● **Set task**
Locate every line in the material below that has the word "title". Copy each of those lines.

● **Record set**
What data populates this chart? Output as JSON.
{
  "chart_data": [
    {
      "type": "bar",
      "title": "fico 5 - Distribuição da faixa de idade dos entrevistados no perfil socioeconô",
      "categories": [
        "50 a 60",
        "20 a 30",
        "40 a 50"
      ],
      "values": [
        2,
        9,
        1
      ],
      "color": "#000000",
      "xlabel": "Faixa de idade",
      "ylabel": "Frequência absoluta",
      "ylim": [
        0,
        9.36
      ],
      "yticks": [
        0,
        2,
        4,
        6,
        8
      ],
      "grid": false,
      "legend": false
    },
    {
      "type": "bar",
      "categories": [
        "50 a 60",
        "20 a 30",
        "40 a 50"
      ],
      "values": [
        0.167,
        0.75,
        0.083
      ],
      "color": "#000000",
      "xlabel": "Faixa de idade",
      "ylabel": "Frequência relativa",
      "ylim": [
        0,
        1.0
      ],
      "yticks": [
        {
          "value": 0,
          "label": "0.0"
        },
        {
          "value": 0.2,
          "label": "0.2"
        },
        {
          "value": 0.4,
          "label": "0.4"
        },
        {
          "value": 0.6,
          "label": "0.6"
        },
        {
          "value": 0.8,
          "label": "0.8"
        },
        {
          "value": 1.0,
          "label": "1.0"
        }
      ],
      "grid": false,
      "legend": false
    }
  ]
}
* * *
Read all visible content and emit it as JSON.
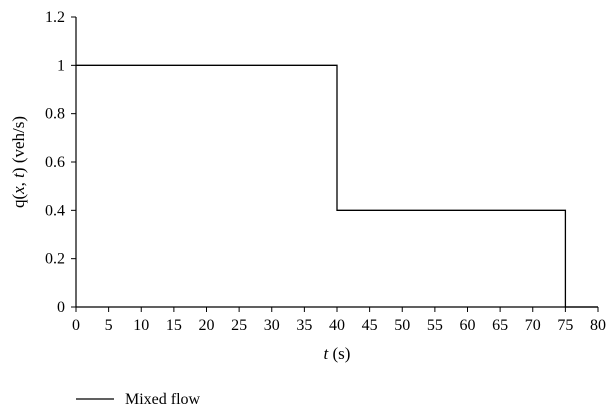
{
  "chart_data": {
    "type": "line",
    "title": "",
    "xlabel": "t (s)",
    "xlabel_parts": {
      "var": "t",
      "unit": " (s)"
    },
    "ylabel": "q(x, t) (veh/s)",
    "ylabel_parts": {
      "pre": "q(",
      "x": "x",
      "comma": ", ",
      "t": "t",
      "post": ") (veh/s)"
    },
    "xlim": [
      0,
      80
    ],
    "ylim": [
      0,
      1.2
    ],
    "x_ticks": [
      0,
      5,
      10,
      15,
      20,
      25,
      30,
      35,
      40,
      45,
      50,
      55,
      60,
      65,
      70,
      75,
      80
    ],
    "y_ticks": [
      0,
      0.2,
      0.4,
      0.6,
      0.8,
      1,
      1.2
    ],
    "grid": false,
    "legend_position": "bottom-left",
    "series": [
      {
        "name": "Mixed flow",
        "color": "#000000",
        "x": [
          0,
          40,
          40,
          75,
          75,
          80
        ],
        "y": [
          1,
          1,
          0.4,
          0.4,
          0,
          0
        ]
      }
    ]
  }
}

● **Written answer**
      "title": "fico 5 - Distribuição da faixa de idade dos entrevistados no perfil socioeconô",
    "title": "",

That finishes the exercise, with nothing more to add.